■ **Work to complete**:
Give back each entry unchanged, minus pictures.

■ **Records shown**:
[start]
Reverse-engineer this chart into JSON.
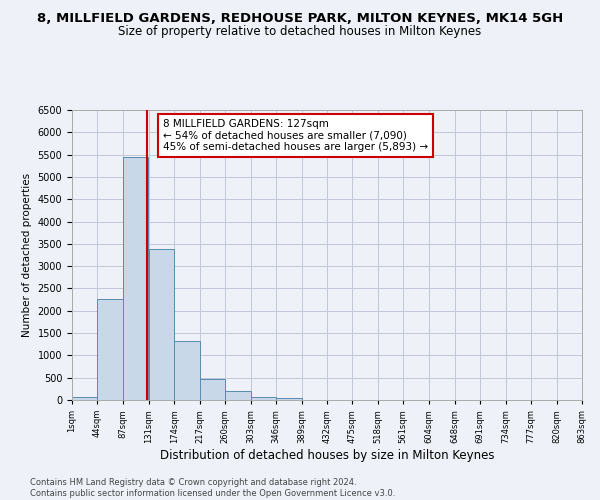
{
  "title": "8, MILLFIELD GARDENS, REDHOUSE PARK, MILTON KEYNES, MK14 5GH",
  "subtitle": "Size of property relative to detached houses in Milton Keynes",
  "xlabel": "Distribution of detached houses by size in Milton Keynes",
  "ylabel": "Number of detached properties",
  "bar_left_edges": [
    1,
    44,
    87,
    131,
    174,
    217,
    260,
    303,
    346,
    389,
    432,
    475,
    518,
    561,
    604,
    648,
    691,
    734,
    777,
    820
  ],
  "bar_heights": [
    75,
    2275,
    5450,
    3375,
    1325,
    475,
    200,
    75,
    50,
    0,
    0,
    0,
    0,
    0,
    0,
    0,
    0,
    0,
    0,
    0
  ],
  "bin_width": 43,
  "bar_color": "#c8d8e8",
  "bar_edge_color": "#5a8ab0",
  "vline_x": 127,
  "vline_color": "#cc0000",
  "annotation_text": "8 MILLFIELD GARDENS: 127sqm\n← 54% of detached houses are smaller (7,090)\n45% of semi-detached houses are larger (5,893) →",
  "annotation_box_color": "#ffffff",
  "annotation_box_edge_color": "#cc0000",
  "xlim": [
    1,
    863
  ],
  "ylim": [
    0,
    6500
  ],
  "yticks": [
    0,
    500,
    1000,
    1500,
    2000,
    2500,
    3000,
    3500,
    4000,
    4500,
    5000,
    5500,
    6000,
    6500
  ],
  "xtick_labels": [
    "1sqm",
    "44sqm",
    "87sqm",
    "131sqm",
    "174sqm",
    "217sqm",
    "260sqm",
    "303sqm",
    "346sqm",
    "389sqm",
    "432sqm",
    "475sqm",
    "518sqm",
    "561sqm",
    "604sqm",
    "648sqm",
    "691sqm",
    "734sqm",
    "777sqm",
    "820sqm",
    "863sqm"
  ],
  "xtick_positions": [
    1,
    44,
    87,
    131,
    174,
    217,
    260,
    303,
    346,
    389,
    432,
    475,
    518,
    561,
    604,
    648,
    691,
    734,
    777,
    820,
    863
  ],
  "grid_color": "#c0c8d8",
  "background_color": "#eef2f8",
  "footer_text": "Contains HM Land Registry data © Crown copyright and database right 2024.\nContains public sector information licensed under the Open Government Licence v3.0.",
  "title_fontsize": 9.5,
  "subtitle_fontsize": 8.5,
  "xlabel_fontsize": 8.5,
  "ylabel_fontsize": 7.5,
  "annotation_fontsize": 7.5,
  "footer_fontsize": 6.0
}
[end]
■ **Solution below**:
Reverse-engineer this chart into JSON.
{
  "title": "8, MILLFIELD GARDENS, REDHOUSE PARK, MILTON KEYNES, MK14 5GH",
  "subtitle": "Size of property relative to detached houses in Milton Keynes",
  "xlabel": "Distribution of detached houses by size in Milton Keynes",
  "ylabel": "Number of detached properties",
  "bar_left_edges": [
    1,
    44,
    87,
    131,
    174,
    217,
    260,
    303,
    346,
    389,
    432,
    475,
    518,
    561,
    604,
    648,
    691,
    734,
    777,
    820
  ],
  "bar_heights": [
    75,
    2275,
    5450,
    3375,
    1325,
    475,
    200,
    75,
    50,
    0,
    0,
    0,
    0,
    0,
    0,
    0,
    0,
    0,
    0,
    0
  ],
  "bin_width": 43,
  "bar_color": "#c8d8e8",
  "bar_edge_color": "#5a8ab0",
  "vline_x": 127,
  "vline_color": "#cc0000",
  "annotation_text": "8 MILLFIELD GARDENS: 127sqm\n← 54% of detached houses are smaller (7,090)\n45% of semi-detached houses are larger (5,893) →",
  "annotation_box_color": "#ffffff",
  "annotation_box_edge_color": "#cc0000",
  "xlim": [
    1,
    863
  ],
  "ylim": [
    0,
    6500
  ],
  "yticks": [
    0,
    500,
    1000,
    1500,
    2000,
    2500,
    3000,
    3500,
    4000,
    4500,
    5000,
    5500,
    6000,
    6500
  ],
  "xtick_labels": [
    "1sqm",
    "44sqm",
    "87sqm",
    "131sqm",
    "174sqm",
    "217sqm",
    "260sqm",
    "303sqm",
    "346sqm",
    "389sqm",
    "432sqm",
    "475sqm",
    "518sqm",
    "561sqm",
    "604sqm",
    "648sqm",
    "691sqm",
    "734sqm",
    "777sqm",
    "820sqm",
    "863sqm"
  ],
  "xtick_positions": [
    1,
    44,
    87,
    131,
    174,
    217,
    260,
    303,
    346,
    389,
    432,
    475,
    518,
    561,
    604,
    648,
    691,
    734,
    777,
    820,
    863
  ],
  "grid_color": "#c0c8d8",
  "background_color": "#eef2f8",
  "footer_text": "Contains HM Land Registry data © Crown copyright and database right 2024.\nContains public sector information licensed under the Open Government Licence v3.0.",
  "title_fontsize": 9.5,
  "subtitle_fontsize": 8.5,
  "xlabel_fontsize": 8.5,
  "ylabel_fontsize": 7.5,
  "annotation_fontsize": 7.5,
  "footer_fontsize": 6.0
}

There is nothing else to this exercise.